» Exercise description
Answer with a number only: how many lines of the data contain "Vehicle"?
[Begin]
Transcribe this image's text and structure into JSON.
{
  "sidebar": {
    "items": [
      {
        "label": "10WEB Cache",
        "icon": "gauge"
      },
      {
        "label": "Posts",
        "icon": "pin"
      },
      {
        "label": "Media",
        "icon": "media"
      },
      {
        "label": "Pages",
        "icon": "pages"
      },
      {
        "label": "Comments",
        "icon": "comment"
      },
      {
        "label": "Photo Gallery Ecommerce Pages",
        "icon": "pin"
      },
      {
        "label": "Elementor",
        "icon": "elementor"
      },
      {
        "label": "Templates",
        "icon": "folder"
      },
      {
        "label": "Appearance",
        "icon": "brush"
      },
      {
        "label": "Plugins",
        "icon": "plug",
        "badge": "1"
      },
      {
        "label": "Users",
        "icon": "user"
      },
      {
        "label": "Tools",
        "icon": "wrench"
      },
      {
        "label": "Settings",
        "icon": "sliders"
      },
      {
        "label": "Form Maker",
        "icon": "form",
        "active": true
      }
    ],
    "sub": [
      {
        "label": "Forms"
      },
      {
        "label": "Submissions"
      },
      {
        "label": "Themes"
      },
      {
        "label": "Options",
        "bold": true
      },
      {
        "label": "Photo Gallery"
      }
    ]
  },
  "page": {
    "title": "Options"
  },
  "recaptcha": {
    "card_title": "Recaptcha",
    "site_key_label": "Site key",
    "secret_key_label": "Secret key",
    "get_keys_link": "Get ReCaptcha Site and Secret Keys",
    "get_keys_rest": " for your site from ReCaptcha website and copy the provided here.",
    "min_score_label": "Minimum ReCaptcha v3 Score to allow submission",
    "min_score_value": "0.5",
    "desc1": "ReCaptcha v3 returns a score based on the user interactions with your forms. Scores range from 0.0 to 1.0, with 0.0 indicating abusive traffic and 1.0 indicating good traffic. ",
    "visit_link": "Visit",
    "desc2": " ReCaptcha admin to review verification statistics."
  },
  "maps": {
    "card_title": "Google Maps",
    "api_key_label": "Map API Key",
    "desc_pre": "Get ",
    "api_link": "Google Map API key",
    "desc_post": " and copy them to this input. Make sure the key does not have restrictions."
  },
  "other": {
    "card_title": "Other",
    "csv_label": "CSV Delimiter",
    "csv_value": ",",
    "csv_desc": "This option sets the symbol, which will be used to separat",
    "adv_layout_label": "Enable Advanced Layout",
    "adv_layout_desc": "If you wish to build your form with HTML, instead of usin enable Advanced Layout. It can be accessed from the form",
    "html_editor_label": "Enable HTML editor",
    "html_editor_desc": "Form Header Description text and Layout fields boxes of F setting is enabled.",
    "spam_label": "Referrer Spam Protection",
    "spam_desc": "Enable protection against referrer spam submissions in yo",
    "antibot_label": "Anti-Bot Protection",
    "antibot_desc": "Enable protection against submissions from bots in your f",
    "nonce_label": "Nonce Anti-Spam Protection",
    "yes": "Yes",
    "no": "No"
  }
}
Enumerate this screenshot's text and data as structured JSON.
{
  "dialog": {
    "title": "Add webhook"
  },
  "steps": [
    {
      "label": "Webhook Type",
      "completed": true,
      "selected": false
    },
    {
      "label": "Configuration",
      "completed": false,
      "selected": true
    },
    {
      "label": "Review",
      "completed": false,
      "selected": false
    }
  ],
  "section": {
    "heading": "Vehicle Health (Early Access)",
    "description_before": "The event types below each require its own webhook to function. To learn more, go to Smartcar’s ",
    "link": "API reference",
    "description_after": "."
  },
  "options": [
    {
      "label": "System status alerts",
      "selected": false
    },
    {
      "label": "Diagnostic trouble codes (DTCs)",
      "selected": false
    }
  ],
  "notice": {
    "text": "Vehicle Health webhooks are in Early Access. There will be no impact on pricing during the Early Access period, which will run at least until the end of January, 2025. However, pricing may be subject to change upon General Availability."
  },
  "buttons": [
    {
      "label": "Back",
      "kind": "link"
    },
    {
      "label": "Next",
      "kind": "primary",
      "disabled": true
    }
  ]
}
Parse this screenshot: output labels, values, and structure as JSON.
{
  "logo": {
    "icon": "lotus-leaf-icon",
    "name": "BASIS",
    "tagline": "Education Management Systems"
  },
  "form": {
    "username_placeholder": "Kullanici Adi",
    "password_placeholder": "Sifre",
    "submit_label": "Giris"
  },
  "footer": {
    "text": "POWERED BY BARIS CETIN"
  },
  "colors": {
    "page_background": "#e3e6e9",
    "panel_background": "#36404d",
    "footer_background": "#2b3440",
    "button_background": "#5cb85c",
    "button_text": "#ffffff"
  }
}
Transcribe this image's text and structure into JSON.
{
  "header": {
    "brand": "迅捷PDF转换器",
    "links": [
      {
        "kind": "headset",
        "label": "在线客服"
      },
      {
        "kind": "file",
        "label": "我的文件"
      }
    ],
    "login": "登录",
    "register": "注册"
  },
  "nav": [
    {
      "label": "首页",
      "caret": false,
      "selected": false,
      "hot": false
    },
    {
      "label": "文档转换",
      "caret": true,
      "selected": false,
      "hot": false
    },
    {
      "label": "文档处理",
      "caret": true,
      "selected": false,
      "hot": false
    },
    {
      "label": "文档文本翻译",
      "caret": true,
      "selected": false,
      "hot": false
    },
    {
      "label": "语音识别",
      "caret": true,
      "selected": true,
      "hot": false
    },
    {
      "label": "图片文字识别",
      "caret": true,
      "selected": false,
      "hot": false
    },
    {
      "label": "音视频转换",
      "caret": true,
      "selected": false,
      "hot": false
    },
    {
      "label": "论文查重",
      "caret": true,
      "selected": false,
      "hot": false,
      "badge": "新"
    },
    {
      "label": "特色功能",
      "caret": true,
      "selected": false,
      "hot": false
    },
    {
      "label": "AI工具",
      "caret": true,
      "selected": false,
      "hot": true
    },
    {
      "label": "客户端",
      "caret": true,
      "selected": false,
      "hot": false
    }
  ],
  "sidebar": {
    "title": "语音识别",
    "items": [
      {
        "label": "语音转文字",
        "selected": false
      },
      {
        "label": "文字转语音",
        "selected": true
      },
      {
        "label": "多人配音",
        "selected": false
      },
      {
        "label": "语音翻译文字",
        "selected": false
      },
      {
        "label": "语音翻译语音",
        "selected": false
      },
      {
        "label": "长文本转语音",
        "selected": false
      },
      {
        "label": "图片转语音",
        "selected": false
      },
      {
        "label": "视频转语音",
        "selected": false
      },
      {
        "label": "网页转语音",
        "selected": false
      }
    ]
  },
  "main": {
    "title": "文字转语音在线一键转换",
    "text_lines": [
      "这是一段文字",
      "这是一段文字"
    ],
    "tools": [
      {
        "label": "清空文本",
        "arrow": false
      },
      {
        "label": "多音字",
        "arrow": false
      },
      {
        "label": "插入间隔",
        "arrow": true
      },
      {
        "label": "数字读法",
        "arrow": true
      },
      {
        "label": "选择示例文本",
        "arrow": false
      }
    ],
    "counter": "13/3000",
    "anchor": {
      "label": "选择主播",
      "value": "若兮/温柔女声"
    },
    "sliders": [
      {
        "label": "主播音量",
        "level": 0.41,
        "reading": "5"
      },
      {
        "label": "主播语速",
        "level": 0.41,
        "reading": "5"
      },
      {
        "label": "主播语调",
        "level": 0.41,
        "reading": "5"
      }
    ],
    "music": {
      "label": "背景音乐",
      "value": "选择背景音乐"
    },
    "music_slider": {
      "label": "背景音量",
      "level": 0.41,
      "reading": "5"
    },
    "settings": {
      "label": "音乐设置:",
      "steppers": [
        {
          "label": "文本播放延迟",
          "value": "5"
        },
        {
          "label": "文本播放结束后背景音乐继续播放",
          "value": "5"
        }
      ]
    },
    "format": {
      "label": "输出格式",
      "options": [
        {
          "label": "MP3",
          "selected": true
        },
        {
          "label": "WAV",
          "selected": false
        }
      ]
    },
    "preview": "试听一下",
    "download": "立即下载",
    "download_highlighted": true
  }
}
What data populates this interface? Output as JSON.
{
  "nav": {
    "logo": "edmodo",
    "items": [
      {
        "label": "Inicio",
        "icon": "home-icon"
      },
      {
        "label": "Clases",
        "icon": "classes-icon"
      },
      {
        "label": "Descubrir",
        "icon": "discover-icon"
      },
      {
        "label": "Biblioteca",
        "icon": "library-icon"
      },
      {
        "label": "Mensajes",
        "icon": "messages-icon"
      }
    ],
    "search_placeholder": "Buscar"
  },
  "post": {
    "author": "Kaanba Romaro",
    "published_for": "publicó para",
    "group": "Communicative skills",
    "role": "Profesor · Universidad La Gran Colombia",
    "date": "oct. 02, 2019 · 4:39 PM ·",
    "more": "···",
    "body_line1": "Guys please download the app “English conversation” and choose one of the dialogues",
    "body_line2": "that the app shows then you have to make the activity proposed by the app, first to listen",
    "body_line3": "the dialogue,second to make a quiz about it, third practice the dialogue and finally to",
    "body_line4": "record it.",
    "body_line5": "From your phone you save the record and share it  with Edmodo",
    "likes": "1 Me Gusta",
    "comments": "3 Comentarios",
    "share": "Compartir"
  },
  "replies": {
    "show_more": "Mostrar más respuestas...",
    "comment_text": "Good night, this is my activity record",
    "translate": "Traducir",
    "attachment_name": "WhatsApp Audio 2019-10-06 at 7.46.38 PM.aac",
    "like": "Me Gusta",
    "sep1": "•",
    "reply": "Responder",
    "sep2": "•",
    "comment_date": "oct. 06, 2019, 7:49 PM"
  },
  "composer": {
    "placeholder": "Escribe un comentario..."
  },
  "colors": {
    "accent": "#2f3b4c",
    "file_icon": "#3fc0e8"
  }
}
[End]
» Written solution
2